* Start Input data *

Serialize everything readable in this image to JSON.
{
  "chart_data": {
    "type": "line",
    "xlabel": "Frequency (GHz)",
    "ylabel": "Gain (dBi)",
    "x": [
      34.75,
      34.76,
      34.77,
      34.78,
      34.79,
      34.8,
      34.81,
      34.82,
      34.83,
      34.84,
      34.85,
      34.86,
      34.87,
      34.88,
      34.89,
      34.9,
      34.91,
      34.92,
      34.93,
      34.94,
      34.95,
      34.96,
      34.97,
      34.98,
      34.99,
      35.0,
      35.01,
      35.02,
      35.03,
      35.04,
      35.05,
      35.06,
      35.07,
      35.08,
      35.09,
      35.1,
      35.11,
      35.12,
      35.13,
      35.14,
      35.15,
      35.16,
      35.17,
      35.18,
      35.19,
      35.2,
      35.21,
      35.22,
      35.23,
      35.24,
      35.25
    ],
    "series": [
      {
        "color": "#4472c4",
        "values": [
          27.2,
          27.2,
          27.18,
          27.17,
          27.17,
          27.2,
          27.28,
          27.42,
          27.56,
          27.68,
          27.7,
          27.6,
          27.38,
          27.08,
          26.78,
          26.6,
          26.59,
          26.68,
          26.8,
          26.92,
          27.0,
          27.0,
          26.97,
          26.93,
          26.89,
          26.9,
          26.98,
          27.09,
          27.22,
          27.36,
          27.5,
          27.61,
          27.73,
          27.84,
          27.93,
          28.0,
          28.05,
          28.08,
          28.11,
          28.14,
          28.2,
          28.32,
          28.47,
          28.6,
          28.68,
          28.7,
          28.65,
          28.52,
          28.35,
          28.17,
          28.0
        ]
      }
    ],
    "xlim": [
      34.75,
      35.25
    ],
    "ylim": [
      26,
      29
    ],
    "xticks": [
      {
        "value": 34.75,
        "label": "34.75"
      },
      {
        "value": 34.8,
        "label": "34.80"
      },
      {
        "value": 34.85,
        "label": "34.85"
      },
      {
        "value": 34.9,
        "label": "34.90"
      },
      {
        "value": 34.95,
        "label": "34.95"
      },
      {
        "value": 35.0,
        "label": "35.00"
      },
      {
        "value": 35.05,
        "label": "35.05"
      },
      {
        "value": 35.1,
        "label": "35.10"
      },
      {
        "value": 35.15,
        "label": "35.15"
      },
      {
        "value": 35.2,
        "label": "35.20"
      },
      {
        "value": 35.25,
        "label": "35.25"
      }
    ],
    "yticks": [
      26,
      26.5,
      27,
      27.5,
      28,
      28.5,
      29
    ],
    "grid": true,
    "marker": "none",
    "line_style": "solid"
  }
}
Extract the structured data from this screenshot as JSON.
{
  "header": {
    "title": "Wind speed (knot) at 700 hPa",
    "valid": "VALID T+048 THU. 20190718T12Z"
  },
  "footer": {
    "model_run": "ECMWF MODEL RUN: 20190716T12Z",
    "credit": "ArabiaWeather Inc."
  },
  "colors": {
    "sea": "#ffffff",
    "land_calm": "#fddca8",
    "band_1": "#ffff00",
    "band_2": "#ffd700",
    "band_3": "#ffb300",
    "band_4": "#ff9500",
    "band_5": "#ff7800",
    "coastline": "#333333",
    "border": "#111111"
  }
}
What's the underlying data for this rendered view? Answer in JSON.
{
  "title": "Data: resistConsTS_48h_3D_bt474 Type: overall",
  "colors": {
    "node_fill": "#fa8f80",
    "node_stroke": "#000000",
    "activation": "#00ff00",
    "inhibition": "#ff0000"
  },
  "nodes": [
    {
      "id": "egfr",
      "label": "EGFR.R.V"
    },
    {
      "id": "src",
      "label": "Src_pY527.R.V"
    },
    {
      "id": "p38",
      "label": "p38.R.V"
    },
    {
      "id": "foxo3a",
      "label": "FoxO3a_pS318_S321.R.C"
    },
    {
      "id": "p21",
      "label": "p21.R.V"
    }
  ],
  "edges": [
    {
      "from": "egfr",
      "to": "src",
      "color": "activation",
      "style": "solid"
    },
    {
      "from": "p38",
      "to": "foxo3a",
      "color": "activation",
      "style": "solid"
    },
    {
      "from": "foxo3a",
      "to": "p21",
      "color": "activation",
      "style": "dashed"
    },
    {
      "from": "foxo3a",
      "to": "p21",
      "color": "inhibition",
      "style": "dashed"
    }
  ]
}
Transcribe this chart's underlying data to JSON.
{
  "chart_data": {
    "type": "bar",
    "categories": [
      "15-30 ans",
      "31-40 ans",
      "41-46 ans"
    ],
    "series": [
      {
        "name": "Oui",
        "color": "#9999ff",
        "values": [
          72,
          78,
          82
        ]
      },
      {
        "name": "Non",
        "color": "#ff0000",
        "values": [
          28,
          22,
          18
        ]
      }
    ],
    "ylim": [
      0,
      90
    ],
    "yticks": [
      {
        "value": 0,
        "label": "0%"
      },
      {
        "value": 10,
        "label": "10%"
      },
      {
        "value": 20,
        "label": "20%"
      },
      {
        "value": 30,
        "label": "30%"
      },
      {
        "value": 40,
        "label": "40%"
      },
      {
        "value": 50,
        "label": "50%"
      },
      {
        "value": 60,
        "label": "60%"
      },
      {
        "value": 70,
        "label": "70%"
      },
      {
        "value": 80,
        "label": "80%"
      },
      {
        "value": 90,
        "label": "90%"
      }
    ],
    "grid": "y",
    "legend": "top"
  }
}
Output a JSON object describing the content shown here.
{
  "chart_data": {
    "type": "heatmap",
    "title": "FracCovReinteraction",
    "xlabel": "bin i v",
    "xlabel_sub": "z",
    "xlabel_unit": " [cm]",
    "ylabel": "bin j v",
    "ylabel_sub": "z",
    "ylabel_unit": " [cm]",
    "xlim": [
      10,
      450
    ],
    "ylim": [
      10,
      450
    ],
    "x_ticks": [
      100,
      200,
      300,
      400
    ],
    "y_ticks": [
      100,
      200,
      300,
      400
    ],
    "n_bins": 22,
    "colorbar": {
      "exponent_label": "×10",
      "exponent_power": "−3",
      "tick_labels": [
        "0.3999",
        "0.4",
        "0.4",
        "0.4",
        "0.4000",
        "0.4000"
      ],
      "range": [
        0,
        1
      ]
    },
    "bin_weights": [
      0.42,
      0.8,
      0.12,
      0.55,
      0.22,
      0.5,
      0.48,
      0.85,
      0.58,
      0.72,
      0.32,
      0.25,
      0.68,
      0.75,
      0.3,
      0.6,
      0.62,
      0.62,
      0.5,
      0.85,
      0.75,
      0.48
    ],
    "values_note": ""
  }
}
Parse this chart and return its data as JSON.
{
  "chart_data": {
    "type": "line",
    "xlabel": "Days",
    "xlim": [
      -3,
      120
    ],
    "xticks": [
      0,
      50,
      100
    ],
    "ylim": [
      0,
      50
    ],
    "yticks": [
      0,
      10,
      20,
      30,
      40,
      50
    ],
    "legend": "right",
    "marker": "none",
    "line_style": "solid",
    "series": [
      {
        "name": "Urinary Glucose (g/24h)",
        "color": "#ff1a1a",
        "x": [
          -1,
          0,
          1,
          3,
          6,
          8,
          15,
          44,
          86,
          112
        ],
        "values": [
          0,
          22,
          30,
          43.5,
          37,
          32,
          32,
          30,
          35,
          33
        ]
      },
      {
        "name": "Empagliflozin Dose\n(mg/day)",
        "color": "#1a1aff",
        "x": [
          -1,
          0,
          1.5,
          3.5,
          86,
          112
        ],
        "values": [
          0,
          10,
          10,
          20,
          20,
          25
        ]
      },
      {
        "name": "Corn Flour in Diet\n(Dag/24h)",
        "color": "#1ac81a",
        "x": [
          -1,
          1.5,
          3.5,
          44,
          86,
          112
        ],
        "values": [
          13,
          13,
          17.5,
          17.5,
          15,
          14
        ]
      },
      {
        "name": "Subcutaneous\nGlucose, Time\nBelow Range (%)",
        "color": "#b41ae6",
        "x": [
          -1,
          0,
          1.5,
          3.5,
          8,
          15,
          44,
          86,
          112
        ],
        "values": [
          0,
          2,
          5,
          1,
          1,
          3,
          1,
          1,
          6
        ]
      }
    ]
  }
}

* End Input data *

» **Problem to work on**
From the records above, pull out every line containing the word "this".

» **Reply to the exercise**
Serialize everything readable in this image to JSON.
Extract the structured data from this screenshot as JSON.
What's the underlying data for this rendered view? Answer in JSON.
Transcribe this chart's underlying data to JSON.
Parse this chart and return its data as JSON.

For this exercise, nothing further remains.